Goal:
Search the records that follow and extract every line containing the string "name".

— BEGIN Extracted material —

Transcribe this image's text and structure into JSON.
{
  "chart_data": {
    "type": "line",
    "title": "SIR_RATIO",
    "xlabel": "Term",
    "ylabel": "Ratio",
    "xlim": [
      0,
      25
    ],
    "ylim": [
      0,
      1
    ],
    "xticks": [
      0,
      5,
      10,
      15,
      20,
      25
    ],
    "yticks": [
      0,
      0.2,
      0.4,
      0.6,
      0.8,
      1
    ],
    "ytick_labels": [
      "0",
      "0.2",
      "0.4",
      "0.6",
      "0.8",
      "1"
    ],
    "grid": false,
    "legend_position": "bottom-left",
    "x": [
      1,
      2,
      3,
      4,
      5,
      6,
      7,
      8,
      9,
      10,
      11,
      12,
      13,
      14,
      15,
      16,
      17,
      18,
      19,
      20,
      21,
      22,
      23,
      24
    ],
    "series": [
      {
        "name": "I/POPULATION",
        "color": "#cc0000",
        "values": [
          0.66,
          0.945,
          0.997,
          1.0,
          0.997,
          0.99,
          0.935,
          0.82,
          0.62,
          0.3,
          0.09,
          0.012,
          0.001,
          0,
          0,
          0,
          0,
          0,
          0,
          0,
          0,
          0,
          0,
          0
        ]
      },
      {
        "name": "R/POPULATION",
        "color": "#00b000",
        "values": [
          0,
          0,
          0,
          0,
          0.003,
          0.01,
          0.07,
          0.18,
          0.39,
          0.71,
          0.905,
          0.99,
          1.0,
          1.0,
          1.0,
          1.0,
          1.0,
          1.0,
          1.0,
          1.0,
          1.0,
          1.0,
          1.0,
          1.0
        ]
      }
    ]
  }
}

— END Extracted material —

Completed exercise:
        "name": "I/POPULATION",
        "name": "R/POPULATION",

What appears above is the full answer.